------ Records provided ------

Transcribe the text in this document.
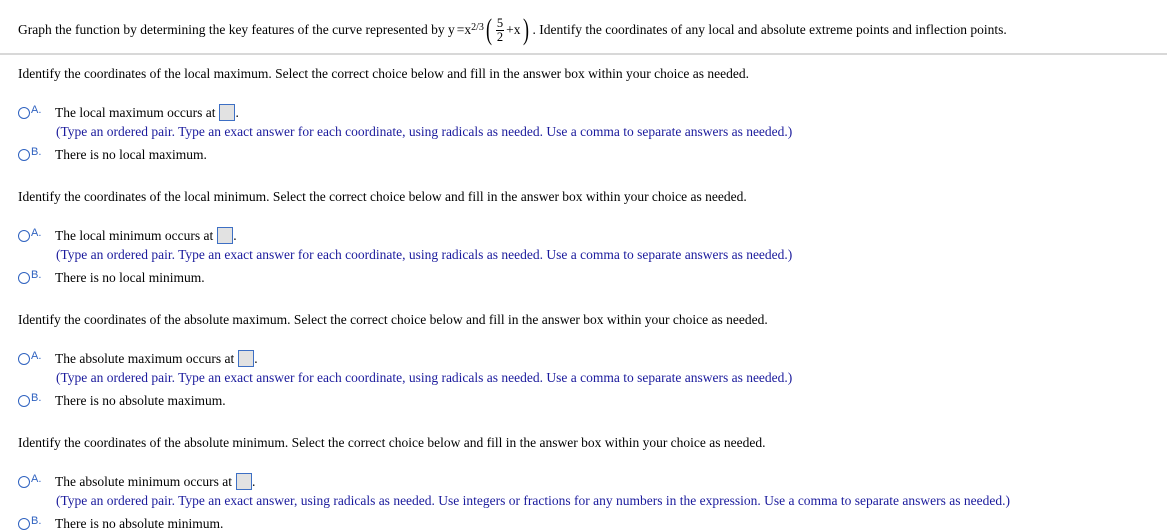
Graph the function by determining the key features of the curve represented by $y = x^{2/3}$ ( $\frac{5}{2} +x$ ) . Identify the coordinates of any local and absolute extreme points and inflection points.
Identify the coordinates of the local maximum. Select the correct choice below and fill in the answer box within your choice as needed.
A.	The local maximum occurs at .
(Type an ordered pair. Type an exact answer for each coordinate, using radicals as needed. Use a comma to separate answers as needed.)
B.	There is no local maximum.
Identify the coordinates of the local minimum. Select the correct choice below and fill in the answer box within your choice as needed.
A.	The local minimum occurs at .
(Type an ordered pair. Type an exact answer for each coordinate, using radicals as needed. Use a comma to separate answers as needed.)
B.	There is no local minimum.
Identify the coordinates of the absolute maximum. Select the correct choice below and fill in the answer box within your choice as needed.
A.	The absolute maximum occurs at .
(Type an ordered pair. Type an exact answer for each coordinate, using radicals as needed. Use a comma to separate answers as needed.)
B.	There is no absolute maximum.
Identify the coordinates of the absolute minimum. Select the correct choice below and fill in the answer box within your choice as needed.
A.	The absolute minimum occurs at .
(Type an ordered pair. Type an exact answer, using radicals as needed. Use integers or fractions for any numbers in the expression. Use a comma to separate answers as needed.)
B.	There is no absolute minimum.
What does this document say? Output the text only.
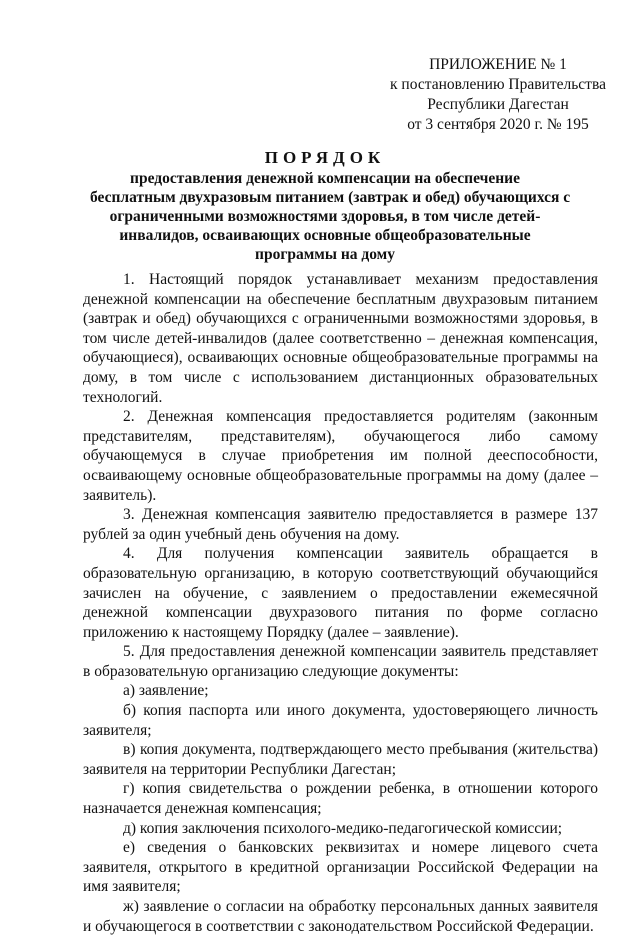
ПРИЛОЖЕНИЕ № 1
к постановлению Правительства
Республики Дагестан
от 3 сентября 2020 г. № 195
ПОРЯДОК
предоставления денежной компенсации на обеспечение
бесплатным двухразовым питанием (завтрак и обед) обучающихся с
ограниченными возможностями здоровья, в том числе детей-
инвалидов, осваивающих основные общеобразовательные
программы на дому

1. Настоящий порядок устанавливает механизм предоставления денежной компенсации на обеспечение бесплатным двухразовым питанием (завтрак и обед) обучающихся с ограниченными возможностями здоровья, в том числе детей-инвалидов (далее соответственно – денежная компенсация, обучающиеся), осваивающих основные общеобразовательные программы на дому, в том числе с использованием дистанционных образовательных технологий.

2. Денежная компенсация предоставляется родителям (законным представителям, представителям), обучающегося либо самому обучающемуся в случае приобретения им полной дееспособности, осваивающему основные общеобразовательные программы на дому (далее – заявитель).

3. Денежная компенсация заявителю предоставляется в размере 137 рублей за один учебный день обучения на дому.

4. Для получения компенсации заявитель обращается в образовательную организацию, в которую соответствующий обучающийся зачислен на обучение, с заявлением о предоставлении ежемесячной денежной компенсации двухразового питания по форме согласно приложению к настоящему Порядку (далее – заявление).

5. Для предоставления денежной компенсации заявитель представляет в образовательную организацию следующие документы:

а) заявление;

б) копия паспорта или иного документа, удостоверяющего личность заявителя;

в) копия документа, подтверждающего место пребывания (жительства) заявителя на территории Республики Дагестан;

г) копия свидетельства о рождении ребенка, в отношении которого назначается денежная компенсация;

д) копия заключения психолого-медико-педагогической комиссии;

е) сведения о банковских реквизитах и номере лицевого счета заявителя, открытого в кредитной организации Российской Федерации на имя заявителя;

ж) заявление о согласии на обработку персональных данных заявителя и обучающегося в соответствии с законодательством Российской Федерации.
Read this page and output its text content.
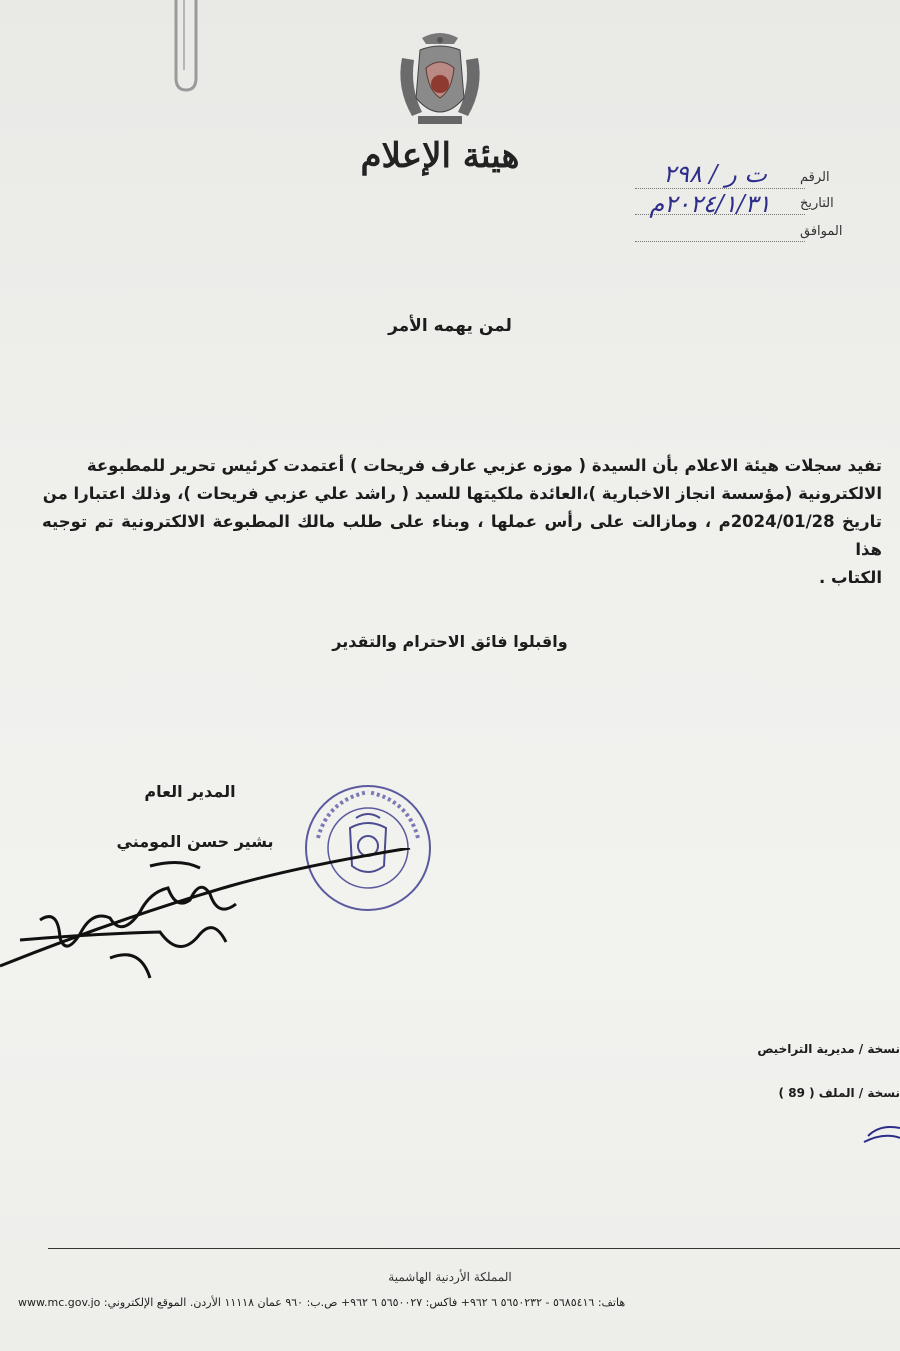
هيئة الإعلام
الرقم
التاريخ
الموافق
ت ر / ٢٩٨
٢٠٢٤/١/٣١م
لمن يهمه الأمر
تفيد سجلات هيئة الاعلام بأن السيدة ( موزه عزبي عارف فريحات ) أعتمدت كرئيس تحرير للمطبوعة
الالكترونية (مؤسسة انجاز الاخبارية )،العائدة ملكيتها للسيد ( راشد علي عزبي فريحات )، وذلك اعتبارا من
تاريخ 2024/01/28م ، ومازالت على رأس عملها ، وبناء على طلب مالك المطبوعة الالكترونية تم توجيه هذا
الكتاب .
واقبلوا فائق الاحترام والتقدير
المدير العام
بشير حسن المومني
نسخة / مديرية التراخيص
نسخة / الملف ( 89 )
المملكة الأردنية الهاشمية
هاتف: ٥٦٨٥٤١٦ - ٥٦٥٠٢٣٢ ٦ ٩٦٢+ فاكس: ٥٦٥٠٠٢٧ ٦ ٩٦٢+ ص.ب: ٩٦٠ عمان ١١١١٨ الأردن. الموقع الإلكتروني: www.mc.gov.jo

------

The data should be printed again unchanged; leave its pictures out.

## Output of the exercise
Transcribe the text in this document.
Graph the function by determining the key features of the curve represented by $y = x^{2/3}$ ( $\frac{5}{2} +x$ ) . Identify the coordinates of any local and absolute extreme points and inflection points.
Identify the coordinates of the local maximum. Select the correct choice below and fill in the answer box within your choice as needed.
A.	The local maximum occurs at .
(Type an ordered pair. Type an exact answer for each coordinate, using radicals as needed. Use a comma to separate answers as needed.)
B.	There is no local maximum.
Identify the coordinates of the local minimum. Select the correct choice below and fill in the answer box within your choice as needed.
A.	The local minimum occurs at .
(Type an ordered pair. Type an exact answer for each coordinate, using radicals as needed. Use a comma to separate answers as needed.)
B.	There is no local minimum.
Identify the coordinates of the absolute maximum. Select the correct choice below and fill in the answer box within your choice as needed.
A.	The absolute maximum occurs at .
(Type an ordered pair. Type an exact answer for each coordinate, using radicals as needed. Use a comma to separate answers as needed.)
B.	There is no absolute maximum.
Identify the coordinates of the absolute minimum. Select the correct choice below and fill in the answer box within your choice as needed.
A.	The absolute minimum occurs at .
(Type an ordered pair. Type an exact answer, using radicals as needed. Use integers or fractions for any numbers in the expression. Use a comma to separate answers as needed.)
B.	There is no absolute minimum.
What does this document say? Output the text only.
ПРИЛОЖЕНИЕ № 1
к постановлению Правительства
Республики Дагестан
от 3 сентября 2020 г. № 195
ПОРЯДОК
предоставления денежной компенсации на обеспечение
бесплатным двухразовым питанием (завтрак и обед) обучающихся с
ограниченными возможностями здоровья, в том числе детей-
инвалидов, осваивающих основные общеобразовательные
программы на дому

1. Настоящий порядок устанавливает механизм предоставления денежной компенсации на обеспечение бесплатным двухразовым питанием (завтрак и обед) обучающихся с ограниченными возможностями здоровья, в том числе детей-инвалидов (далее соответственно – денежная компенсация, обучающиеся), осваивающих основные общеобразовательные программы на дому, в том числе с использованием дистанционных образовательных технологий.

2. Денежная компенсация предоставляется родителям (законным представителям, представителям), обучающегося либо самому обучающемуся в случае приобретения им полной дееспособности, осваивающему основные общеобразовательные программы на дому (далее – заявитель).

3. Денежная компенсация заявителю предоставляется в размере 137 рублей за один учебный день обучения на дому.

4. Для получения компенсации заявитель обращается в образовательную организацию, в которую соответствующий обучающийся зачислен на обучение, с заявлением о предоставлении ежемесячной денежной компенсации двухразового питания по форме согласно приложению к настоящему Порядку (далее – заявление).

5. Для предоставления денежной компенсации заявитель представляет в образовательную организацию следующие документы:

а) заявление;

б) копия паспорта или иного документа, удостоверяющего личность заявителя;

в) копия документа, подтверждающего место пребывания (жительства) заявителя на территории Республики Дагестан;

г) копия свидетельства о рождении ребенка, в отношении которого назначается денежная компенсация;

д) копия заключения психолого-медико-педагогической комиссии;

е) сведения о банковских реквизитах и номере лицевого счета заявителя, открытого в кредитной организации Российской Федерации на имя заявителя;

ж) заявление о согласии на обработку персональных данных заявителя и обучающегося в соответствии с законодательством Российской Федерации.
Read this page and output its text content.
هيئة الإعلام
الرقم
التاريخ
الموافق
ت ر / ٢٩٨
٢٠٢٤/١/٣١م
لمن يهمه الأمر
تفيد سجلات هيئة الاعلام بأن السيدة ( موزه عزبي عارف فريحات ) أعتمدت كرئيس تحرير للمطبوعة
الالكترونية (مؤسسة انجاز الاخبارية )،العائدة ملكيتها للسيد ( راشد علي عزبي فريحات )، وذلك اعتبارا من
تاريخ 2024/01/28م ، ومازالت على رأس عملها ، وبناء على طلب مالك المطبوعة الالكترونية تم توجيه هذا
الكتاب .
واقبلوا فائق الاحترام والتقدير
المدير العام
بشير حسن المومني
نسخة / مديرية التراخيص
نسخة / الملف ( 89 )
المملكة الأردنية الهاشمية
هاتف: ٥٦٨٥٤١٦ - ٥٦٥٠٢٣٢ ٦ ٩٦٢+ فاكس: ٥٦٥٠٠٢٧ ٦ ٩٦٢+ ص.ب: ٩٦٠ عمان ١١١١٨ الأردن. الموقع الإلكتروني: www.mc.gov.jo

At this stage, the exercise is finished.